=== INPUT RECORDS ===

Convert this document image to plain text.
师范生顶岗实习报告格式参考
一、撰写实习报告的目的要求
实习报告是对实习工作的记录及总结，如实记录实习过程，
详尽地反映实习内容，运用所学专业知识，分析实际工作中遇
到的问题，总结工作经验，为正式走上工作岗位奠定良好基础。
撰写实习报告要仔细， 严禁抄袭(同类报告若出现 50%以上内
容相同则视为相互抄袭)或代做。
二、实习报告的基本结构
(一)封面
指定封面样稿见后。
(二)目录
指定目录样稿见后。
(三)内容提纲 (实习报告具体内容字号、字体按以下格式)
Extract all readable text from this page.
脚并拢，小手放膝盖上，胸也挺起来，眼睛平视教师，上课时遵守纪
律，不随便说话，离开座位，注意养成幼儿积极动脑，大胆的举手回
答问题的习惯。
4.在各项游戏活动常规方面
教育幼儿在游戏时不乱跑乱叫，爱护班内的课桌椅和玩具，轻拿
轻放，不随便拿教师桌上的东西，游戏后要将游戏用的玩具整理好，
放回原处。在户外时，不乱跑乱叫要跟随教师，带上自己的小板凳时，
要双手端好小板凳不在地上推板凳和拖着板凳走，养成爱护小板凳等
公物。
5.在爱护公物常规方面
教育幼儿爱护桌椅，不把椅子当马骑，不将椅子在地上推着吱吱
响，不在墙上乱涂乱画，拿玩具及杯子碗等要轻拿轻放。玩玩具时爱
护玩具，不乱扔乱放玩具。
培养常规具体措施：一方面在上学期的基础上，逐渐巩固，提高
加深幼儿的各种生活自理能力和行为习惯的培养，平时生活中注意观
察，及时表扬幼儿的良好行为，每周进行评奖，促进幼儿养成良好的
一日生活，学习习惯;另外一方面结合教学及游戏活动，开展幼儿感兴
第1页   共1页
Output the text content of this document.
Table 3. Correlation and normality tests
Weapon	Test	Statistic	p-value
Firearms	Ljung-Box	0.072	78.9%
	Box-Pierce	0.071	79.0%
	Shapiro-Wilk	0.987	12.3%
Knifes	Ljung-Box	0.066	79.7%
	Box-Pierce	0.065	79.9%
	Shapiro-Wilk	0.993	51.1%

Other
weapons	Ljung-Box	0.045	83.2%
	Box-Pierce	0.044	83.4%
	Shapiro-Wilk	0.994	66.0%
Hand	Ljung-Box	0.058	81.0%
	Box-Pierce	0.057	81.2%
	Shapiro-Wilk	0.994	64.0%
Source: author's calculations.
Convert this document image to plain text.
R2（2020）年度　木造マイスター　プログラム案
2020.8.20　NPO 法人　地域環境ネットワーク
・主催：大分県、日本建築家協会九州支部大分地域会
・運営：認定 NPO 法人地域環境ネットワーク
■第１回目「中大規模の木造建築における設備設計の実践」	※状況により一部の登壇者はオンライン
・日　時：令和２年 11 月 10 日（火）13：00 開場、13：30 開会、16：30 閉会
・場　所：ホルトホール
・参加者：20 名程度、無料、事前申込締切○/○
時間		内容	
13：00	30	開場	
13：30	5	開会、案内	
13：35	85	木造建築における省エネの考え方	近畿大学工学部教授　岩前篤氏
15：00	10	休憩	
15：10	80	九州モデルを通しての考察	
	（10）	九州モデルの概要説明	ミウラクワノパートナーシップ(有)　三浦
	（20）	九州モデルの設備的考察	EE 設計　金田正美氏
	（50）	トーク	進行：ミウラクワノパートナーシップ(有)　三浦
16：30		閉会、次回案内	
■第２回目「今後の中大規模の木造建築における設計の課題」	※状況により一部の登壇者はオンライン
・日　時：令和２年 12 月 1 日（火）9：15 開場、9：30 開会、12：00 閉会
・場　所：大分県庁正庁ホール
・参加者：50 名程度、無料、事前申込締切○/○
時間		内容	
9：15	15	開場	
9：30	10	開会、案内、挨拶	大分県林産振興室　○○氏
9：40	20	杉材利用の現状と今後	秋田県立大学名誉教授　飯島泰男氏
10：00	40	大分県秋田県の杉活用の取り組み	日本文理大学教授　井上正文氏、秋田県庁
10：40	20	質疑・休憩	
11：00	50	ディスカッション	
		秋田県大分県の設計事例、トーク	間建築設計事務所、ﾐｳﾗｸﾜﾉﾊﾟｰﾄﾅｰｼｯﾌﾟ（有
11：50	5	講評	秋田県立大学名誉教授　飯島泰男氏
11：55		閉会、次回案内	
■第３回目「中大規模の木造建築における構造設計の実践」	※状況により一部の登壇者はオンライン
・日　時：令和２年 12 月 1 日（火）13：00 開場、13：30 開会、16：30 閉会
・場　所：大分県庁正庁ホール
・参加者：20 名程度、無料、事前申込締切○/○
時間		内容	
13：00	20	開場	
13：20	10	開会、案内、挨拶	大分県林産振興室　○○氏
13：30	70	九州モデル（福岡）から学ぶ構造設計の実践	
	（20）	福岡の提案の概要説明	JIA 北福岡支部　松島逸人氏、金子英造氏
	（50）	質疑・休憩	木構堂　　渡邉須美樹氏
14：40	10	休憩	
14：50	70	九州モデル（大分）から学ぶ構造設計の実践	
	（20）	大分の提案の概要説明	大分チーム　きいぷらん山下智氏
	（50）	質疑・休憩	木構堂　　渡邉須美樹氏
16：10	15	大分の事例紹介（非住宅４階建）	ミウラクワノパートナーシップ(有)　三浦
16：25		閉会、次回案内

===

STATED PROBLEM – Every record above should be copied exactly.

RESPONSE TO THIS EXERCISE –
Convert this document image to plain text.
师范生顶岗实习报告格式参考
一、撰写实习报告的目的要求
实习报告是对实习工作的记录及总结，如实记录实习过程，
详尽地反映实习内容，运用所学专业知识，分析实际工作中遇
到的问题，总结工作经验，为正式走上工作岗位奠定良好基础。
撰写实习报告要仔细， 严禁抄袭(同类报告若出现 50%以上内
容相同则视为相互抄袭)或代做。
二、实习报告的基本结构
(一)封面
指定封面样稿见后。
(二)目录
指定目录样稿见后。
(三)内容提纲 (实习报告具体内容字号、字体按以下格式)
Extract all readable text from this page.
脚并拢，小手放膝盖上，胸也挺起来，眼睛平视教师，上课时遵守纪
律，不随便说话，离开座位，注意养成幼儿积极动脑，大胆的举手回
答问题的习惯。
4.在各项游戏活动常规方面
教育幼儿在游戏时不乱跑乱叫，爱护班内的课桌椅和玩具，轻拿
轻放，不随便拿教师桌上的东西，游戏后要将游戏用的玩具整理好，
放回原处。在户外时，不乱跑乱叫要跟随教师，带上自己的小板凳时，
要双手端好小板凳不在地上推板凳和拖着板凳走，养成爱护小板凳等
公物。
5.在爱护公物常规方面
教育幼儿爱护桌椅，不把椅子当马骑，不将椅子在地上推着吱吱
响，不在墙上乱涂乱画，拿玩具及杯子碗等要轻拿轻放。玩玩具时爱
护玩具，不乱扔乱放玩具。
培养常规具体措施：一方面在上学期的基础上，逐渐巩固，提高
加深幼儿的各种生活自理能力和行为习惯的培养，平时生活中注意观
察，及时表扬幼儿的良好行为，每周进行评奖，促进幼儿养成良好的
一日生活，学习习惯;另外一方面结合教学及游戏活动，开展幼儿感兴
第1页   共1页
Output the text content of this document.
Table 3. Correlation and normality tests
Weapon	Test	Statistic	p-value
Firearms	Ljung-Box	0.072	78.9%
	Box-Pierce	0.071	79.0%
	Shapiro-Wilk	0.987	12.3%
Knifes	Ljung-Box	0.066	79.7%
	Box-Pierce	0.065	79.9%
	Shapiro-Wilk	0.993	51.1%

Other
weapons	Ljung-Box	0.045	83.2%
	Box-Pierce	0.044	83.4%
	Shapiro-Wilk	0.994	66.0%
Hand	Ljung-Box	0.058	81.0%
	Box-Pierce	0.057	81.2%
	Shapiro-Wilk	0.994	64.0%
Source: author's calculations.
Convert this document image to plain text.
R2（2020）年度　木造マイスター　プログラム案
2020.8.20　NPO 法人　地域環境ネットワーク
・主催：大分県、日本建築家協会九州支部大分地域会
・運営：認定 NPO 法人地域環境ネットワーク
■第１回目「中大規模の木造建築における設備設計の実践」	※状況により一部の登壇者はオンライン
・日　時：令和２年 11 月 10 日（火）13：00 開場、13：30 開会、16：30 閉会
・場　所：ホルトホール
・参加者：20 名程度、無料、事前申込締切○/○
時間		内容	
13：00	30	開場	
13：30	5	開会、案内	
13：35	85	木造建築における省エネの考え方	近畿大学工学部教授　岩前篤氏
15：00	10	休憩	
15：10	80	九州モデルを通しての考察	
	（10）	九州モデルの概要説明	ミウラクワノパートナーシップ(有)　三浦
	（20）	九州モデルの設備的考察	EE 設計　金田正美氏
	（50）	トーク	進行：ミウラクワノパートナーシップ(有)　三浦
16：30		閉会、次回案内	
■第２回目「今後の中大規模の木造建築における設計の課題」	※状況により一部の登壇者はオンライン
・日　時：令和２年 12 月 1 日（火）9：15 開場、9：30 開会、12：00 閉会
・場　所：大分県庁正庁ホール
・参加者：50 名程度、無料、事前申込締切○/○
時間		内容	
9：15	15	開場	
9：30	10	開会、案内、挨拶	大分県林産振興室　○○氏
9：40	20	杉材利用の現状と今後	秋田県立大学名誉教授　飯島泰男氏
10：00	40	大分県秋田県の杉活用の取り組み	日本文理大学教授　井上正文氏、秋田県庁
10：40	20	質疑・休憩	
11：00	50	ディスカッション	
		秋田県大分県の設計事例、トーク	間建築設計事務所、ﾐｳﾗｸﾜﾉﾊﾟｰﾄﾅｰｼｯﾌﾟ（有
11：50	5	講評	秋田県立大学名誉教授　飯島泰男氏
11：55		閉会、次回案内	
■第３回目「中大規模の木造建築における構造設計の実践」	※状況により一部の登壇者はオンライン
・日　時：令和２年 12 月 1 日（火）13：00 開場、13：30 開会、16：30 閉会
・場　所：大分県庁正庁ホール
・参加者：20 名程度、無料、事前申込締切○/○
時間		内容	
13：00	20	開場	
13：20	10	開会、案内、挨拶	大分県林産振興室　○○氏
13：30	70	九州モデル（福岡）から学ぶ構造設計の実践	
	（20）	福岡の提案の概要説明	JIA 北福岡支部　松島逸人氏、金子英造氏
	（50）	質疑・休憩	木構堂　　渡邉須美樹氏
14：40	10	休憩	
14：50	70	九州モデル（大分）から学ぶ構造設計の実践	
	（20）	大分の提案の概要説明	大分チーム　きいぷらん山下智氏
	（50）	質疑・休憩	木構堂　　渡邉須美樹氏
16：10	15	大分の事例紹介（非住宅４階建）	ミウラクワノパートナーシップ(有)　三浦
16：25		閉会、次回案内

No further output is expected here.